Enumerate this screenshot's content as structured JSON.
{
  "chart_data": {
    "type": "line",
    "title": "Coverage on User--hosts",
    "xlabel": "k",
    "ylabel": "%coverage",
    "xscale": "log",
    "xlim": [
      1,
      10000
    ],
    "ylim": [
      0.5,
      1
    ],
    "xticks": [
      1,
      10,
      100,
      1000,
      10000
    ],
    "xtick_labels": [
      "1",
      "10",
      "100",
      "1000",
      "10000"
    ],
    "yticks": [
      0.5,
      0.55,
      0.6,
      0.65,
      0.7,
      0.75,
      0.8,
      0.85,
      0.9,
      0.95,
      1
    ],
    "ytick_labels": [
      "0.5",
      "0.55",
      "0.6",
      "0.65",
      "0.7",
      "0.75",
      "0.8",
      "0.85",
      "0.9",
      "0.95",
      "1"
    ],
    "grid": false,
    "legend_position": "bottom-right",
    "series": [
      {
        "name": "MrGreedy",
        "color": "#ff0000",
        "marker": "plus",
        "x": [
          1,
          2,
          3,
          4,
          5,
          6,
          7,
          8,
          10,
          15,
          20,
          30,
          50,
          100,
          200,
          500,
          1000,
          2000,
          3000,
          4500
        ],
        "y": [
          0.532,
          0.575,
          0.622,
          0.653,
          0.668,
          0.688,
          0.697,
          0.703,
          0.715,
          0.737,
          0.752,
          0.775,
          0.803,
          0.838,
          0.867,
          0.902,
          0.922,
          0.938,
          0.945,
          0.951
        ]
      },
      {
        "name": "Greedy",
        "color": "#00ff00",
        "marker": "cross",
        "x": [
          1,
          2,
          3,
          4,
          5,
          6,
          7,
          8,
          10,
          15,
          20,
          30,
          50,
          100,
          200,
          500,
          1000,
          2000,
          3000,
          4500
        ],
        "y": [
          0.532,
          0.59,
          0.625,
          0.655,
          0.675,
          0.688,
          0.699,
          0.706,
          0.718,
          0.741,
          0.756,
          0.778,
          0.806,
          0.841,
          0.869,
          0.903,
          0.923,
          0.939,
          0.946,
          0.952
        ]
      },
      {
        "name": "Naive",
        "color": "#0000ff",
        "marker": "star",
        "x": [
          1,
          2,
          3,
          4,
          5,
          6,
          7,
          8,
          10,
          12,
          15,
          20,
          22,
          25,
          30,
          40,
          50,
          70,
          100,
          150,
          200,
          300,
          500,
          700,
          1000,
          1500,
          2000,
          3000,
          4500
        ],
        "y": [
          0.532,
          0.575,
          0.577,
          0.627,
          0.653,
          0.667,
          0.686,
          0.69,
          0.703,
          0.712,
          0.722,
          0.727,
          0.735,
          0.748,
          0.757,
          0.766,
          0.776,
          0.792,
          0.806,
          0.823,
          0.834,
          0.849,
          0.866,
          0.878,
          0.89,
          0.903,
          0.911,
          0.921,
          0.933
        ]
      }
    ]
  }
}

» **PROBLEM TO WORK ON**: Scan the lines for the string "name". Copy out each line that matches.

» **SOLUTION TO THE PROBLEM**:
        "name": "MrGreedy",
        "name": "Greedy",
        "name": "Naive",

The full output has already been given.